▶ **What to do**: Look through the data below and work out how many lines contain the string "Threshold". Give the number alone.

-- Start Records to process --

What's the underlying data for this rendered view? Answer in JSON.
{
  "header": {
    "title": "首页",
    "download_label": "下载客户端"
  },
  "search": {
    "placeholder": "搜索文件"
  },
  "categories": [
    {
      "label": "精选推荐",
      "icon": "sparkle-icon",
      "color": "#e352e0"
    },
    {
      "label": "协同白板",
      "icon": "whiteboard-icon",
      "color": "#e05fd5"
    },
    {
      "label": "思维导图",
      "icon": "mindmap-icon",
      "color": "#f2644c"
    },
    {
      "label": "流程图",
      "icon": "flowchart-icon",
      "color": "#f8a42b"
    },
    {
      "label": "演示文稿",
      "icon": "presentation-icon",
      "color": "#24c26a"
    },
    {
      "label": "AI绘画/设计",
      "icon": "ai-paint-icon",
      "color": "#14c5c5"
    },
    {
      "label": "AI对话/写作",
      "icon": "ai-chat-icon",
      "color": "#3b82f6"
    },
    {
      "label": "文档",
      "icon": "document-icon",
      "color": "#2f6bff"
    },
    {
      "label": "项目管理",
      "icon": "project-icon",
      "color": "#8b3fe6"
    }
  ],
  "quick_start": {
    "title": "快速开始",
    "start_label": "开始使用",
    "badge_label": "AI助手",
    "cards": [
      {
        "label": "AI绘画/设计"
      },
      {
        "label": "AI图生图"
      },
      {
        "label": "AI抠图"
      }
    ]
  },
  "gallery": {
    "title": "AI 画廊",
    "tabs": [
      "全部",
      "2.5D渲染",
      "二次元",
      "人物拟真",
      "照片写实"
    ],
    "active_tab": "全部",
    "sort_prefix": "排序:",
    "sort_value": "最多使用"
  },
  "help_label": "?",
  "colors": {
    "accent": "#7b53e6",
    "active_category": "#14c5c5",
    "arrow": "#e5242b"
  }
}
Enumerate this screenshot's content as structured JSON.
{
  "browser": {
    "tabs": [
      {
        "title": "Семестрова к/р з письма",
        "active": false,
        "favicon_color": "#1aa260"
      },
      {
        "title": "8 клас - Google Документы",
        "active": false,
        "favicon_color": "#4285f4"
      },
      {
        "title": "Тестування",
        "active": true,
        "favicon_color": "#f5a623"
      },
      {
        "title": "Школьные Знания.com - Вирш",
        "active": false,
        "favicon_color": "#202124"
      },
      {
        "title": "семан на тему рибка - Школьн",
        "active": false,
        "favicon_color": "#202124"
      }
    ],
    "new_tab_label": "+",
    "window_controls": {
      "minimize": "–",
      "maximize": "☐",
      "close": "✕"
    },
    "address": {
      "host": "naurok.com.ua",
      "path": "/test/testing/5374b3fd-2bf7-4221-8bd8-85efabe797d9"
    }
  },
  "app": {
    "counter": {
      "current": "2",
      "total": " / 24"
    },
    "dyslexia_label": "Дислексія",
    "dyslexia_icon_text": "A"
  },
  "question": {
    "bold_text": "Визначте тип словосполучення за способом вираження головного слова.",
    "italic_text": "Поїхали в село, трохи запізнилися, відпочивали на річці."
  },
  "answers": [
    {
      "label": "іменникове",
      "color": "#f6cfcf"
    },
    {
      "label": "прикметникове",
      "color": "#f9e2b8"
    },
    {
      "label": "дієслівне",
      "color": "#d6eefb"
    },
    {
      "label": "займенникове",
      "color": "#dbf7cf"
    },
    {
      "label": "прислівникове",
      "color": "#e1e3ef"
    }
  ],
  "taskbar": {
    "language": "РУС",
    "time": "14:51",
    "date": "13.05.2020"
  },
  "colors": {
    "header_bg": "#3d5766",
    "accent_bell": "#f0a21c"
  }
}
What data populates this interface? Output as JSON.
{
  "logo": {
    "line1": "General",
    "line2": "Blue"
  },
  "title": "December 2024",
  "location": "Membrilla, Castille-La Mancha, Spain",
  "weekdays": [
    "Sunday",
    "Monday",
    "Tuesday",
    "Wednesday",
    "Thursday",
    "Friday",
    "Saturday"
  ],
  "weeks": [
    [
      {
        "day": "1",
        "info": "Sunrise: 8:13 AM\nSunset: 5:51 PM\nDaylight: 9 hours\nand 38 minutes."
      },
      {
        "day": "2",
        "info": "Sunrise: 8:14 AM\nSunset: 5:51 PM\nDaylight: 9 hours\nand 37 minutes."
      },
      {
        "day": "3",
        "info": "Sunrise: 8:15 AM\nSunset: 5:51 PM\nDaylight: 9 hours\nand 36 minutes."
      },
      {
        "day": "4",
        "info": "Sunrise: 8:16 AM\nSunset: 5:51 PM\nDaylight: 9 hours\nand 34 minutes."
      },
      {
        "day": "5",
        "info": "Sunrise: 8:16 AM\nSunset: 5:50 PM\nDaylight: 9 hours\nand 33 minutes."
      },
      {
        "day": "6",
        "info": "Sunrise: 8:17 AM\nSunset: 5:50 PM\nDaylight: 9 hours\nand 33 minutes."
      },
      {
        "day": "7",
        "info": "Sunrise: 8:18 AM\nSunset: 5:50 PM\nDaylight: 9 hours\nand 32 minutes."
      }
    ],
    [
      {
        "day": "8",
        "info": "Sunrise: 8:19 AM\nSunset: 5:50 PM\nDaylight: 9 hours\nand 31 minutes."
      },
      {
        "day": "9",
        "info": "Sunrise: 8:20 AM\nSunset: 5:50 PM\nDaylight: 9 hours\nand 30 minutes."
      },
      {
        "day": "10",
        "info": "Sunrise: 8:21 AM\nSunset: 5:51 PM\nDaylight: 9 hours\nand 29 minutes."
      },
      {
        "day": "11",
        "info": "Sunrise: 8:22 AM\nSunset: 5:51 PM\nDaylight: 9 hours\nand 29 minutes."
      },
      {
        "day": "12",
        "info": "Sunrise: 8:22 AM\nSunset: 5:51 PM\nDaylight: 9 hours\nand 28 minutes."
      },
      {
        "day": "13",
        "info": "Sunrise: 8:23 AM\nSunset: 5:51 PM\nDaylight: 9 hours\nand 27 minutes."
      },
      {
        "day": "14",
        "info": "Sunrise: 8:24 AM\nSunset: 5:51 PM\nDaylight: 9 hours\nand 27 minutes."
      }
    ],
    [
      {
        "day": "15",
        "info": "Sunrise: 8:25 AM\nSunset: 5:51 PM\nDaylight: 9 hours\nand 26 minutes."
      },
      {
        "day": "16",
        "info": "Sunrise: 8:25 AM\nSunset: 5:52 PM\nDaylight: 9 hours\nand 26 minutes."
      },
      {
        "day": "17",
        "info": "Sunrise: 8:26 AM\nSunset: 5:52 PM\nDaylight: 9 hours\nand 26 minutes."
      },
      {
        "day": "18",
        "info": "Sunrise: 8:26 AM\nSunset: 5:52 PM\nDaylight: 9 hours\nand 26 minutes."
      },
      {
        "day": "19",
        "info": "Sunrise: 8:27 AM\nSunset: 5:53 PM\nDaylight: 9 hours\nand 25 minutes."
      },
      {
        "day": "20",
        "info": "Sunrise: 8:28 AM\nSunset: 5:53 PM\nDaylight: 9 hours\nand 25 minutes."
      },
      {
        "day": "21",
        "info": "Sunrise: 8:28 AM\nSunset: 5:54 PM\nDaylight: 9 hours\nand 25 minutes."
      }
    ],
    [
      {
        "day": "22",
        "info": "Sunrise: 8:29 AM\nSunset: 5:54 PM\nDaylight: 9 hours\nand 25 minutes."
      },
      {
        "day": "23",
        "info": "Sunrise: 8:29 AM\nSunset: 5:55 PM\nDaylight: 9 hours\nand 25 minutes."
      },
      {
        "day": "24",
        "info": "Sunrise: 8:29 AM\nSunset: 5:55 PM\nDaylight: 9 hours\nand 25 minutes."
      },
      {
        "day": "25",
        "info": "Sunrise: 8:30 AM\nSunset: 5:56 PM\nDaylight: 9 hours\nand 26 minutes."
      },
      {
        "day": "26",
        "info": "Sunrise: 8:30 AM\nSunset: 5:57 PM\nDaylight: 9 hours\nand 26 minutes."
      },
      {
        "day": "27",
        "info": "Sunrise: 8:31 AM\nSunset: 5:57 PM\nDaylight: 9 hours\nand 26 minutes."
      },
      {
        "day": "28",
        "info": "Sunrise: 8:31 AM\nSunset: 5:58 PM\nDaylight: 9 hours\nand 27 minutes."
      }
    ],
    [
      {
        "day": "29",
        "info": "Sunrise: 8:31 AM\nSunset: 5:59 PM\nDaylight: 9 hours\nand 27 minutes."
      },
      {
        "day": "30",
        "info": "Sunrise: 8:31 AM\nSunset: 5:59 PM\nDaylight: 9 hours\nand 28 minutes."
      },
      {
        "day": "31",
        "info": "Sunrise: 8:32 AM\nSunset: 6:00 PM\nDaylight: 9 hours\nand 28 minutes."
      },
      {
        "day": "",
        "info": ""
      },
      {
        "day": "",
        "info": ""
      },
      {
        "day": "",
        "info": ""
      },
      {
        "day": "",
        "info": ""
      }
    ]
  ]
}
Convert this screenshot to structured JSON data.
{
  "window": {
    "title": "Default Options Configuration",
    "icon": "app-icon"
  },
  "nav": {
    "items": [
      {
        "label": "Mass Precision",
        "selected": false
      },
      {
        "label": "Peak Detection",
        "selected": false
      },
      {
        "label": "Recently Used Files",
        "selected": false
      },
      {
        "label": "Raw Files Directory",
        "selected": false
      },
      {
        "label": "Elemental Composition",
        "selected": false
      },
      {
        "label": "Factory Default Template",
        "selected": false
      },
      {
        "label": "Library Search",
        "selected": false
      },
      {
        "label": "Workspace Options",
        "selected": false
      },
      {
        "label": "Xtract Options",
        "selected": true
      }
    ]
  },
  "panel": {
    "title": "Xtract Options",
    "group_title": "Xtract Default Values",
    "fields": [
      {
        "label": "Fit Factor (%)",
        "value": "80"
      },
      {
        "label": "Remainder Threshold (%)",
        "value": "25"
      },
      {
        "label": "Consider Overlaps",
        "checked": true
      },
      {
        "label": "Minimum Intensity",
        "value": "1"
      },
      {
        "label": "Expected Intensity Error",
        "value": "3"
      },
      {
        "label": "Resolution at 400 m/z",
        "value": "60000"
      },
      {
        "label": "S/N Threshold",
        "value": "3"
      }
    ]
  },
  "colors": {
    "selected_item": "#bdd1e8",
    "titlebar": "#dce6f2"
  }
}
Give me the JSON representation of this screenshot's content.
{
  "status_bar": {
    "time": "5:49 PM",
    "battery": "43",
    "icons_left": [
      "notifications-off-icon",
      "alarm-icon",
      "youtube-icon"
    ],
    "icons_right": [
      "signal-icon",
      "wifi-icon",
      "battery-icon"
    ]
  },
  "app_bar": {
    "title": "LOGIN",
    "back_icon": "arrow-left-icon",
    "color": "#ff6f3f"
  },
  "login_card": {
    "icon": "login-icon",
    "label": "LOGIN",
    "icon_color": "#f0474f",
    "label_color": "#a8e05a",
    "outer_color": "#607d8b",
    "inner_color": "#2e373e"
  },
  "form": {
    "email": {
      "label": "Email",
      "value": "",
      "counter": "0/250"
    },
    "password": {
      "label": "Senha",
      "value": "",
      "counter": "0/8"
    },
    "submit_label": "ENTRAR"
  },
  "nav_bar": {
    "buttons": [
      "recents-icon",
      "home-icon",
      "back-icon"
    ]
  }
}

-- End Records to process --

▶ **Full response**: 2